Write out the material below exactly, beginning at the line that contains "What text is on this page?" and ending with its last line, both ends included; write nothing else.

____

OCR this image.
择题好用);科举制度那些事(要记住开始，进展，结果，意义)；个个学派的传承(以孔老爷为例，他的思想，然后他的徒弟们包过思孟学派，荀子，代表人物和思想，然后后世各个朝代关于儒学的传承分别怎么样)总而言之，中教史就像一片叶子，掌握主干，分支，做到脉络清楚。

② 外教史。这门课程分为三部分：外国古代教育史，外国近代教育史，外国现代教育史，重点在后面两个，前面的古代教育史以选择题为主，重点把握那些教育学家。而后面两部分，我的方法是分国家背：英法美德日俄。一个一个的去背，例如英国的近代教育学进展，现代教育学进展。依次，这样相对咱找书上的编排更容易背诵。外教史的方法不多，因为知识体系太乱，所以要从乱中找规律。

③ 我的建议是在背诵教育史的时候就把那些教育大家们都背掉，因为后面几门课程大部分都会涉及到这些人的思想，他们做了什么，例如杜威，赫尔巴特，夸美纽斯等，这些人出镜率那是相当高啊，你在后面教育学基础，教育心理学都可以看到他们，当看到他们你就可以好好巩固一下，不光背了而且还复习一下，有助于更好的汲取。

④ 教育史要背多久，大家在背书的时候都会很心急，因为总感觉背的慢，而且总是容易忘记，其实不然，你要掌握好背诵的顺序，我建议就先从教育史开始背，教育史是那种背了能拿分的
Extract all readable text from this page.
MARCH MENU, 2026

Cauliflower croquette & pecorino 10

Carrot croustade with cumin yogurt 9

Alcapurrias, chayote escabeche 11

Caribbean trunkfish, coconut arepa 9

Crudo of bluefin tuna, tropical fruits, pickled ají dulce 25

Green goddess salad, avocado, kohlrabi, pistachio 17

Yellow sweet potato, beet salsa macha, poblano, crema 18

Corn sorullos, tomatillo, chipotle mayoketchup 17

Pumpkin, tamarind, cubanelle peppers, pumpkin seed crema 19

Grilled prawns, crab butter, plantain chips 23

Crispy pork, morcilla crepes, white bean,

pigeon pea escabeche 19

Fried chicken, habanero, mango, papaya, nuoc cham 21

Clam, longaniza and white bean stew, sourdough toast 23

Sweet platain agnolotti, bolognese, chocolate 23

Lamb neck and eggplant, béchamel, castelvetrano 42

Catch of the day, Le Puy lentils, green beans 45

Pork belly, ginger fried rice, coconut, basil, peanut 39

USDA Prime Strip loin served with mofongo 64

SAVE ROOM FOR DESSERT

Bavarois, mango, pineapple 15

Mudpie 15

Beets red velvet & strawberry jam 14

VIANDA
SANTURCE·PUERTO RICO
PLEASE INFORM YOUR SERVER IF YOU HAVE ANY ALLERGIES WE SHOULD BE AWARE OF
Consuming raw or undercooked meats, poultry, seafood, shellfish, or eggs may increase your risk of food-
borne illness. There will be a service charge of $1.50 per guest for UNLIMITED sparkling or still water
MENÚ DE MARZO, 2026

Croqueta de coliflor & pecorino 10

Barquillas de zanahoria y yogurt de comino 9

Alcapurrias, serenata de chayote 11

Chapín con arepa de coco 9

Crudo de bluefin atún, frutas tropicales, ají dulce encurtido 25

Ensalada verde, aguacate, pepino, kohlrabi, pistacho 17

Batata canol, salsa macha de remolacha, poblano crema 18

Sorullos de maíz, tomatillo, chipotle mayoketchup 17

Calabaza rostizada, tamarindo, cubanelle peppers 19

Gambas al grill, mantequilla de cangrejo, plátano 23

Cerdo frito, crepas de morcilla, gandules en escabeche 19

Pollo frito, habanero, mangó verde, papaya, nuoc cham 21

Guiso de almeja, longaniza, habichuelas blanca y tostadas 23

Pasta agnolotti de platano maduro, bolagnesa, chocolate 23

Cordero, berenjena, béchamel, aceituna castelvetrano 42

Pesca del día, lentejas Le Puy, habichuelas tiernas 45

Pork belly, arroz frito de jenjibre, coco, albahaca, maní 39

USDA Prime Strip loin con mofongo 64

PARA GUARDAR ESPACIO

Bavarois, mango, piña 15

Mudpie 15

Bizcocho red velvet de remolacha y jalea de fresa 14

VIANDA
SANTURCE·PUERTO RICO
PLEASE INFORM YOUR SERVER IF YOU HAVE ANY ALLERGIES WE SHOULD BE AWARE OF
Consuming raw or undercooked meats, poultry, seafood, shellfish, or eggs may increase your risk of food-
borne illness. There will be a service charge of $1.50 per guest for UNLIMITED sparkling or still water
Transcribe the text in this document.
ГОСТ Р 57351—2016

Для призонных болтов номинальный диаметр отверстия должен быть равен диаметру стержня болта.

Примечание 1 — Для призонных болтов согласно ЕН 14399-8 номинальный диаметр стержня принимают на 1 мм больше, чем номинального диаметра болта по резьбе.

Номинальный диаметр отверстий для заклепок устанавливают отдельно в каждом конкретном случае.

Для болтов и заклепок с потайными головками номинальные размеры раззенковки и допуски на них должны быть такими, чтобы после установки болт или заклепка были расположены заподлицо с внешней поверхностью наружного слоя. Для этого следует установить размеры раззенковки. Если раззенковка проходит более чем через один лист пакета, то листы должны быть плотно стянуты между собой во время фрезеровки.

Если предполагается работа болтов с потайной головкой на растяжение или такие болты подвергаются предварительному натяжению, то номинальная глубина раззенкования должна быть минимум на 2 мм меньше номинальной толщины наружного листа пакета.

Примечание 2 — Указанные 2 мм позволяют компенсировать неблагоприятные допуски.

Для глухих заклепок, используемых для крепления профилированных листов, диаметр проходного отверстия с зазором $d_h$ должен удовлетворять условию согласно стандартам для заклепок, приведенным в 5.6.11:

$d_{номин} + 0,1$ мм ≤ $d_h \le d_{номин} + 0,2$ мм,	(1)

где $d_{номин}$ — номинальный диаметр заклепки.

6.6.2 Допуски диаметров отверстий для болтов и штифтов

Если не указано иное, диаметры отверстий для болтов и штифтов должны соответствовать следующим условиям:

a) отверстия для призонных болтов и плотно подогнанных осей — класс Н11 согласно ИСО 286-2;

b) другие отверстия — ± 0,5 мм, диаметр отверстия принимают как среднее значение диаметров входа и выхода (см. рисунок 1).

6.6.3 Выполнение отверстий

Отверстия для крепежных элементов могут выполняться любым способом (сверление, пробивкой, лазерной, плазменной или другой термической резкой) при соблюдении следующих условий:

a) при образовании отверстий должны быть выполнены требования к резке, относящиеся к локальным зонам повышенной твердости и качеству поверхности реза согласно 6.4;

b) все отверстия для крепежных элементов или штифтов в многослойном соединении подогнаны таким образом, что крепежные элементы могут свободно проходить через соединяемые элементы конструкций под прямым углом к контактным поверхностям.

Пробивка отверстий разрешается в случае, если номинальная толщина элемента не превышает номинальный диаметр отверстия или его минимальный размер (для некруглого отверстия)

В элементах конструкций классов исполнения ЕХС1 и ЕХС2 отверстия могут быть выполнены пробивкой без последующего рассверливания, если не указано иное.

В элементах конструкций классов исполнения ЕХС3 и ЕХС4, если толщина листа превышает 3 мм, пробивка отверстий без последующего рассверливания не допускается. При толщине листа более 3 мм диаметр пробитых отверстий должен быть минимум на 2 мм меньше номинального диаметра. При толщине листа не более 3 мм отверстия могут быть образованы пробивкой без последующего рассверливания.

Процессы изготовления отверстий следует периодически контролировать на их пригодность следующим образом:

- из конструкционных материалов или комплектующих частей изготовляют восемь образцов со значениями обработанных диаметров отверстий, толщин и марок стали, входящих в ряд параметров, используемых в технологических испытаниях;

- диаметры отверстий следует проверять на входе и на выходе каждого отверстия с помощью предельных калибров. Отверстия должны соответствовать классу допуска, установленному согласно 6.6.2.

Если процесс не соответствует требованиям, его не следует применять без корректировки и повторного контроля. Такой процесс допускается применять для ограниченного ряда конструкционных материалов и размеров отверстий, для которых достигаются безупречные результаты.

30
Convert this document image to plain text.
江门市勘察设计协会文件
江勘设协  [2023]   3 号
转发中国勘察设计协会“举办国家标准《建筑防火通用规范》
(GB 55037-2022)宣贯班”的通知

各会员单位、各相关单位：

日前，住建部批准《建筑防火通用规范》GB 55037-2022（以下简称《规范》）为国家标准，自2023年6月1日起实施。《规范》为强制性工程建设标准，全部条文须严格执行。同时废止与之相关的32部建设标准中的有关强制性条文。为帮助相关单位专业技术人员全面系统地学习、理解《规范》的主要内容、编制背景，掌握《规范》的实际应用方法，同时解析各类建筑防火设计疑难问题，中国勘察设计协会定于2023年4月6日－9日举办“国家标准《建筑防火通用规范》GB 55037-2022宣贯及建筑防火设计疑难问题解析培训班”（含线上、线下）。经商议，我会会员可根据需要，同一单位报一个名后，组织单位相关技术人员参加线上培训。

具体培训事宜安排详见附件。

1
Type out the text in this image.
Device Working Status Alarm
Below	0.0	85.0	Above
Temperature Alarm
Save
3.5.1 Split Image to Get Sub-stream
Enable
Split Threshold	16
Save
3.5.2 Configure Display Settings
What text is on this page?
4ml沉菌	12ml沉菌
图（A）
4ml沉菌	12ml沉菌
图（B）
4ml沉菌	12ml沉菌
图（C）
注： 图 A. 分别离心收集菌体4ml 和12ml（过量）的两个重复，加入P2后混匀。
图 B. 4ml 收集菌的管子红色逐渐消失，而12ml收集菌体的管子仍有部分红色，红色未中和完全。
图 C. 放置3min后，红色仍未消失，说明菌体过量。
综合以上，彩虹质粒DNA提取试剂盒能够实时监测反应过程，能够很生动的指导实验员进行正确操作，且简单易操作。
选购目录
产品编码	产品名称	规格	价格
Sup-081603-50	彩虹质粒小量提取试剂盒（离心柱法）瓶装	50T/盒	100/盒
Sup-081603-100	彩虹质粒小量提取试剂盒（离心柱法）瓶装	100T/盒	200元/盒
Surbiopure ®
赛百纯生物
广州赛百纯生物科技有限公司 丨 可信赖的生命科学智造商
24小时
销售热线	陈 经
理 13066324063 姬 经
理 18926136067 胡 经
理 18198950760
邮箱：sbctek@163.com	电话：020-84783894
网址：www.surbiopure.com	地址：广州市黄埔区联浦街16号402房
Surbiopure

____

| COMPLETE RESPONSE |
What text is on this page?
4ml沉菌	12ml沉菌
图（A）
4ml沉菌	12ml沉菌
图（B）
4ml沉菌	12ml沉菌
图（C）
注： 图 A. 分别离心收集菌体4ml 和12ml（过量）的两个重复，加入P2后混匀。
图 B. 4ml 收集菌的管子红色逐渐消失，而12ml收集菌体的管子仍有部分红色，红色未中和完全。
图 C. 放置3min后，红色仍未消失，说明菌体过量。
综合以上，彩虹质粒DNA提取试剂盒能够实时监测反应过程，能够很生动的指导实验员进行正确操作，且简单易操作。
选购目录
产品编码	产品名称	规格	价格
Sup-081603-50	彩虹质粒小量提取试剂盒（离心柱法）瓶装	50T/盒	100/盒
Sup-081603-100	彩虹质粒小量提取试剂盒（离心柱法）瓶装	100T/盒	200元/盒
Surbiopure ®
赛百纯生物
广州赛百纯生物科技有限公司 丨 可信赖的生命科学智造商
24小时
销售热线	陈 经
理 13066324063 姬 经
理 18926136067 胡 经
理 18198950760
邮箱：sbctek@163.com	电话：020-84783894
网址：www.surbiopure.com	地址：广州市黄埔区联浦街16号402房
Surbiopure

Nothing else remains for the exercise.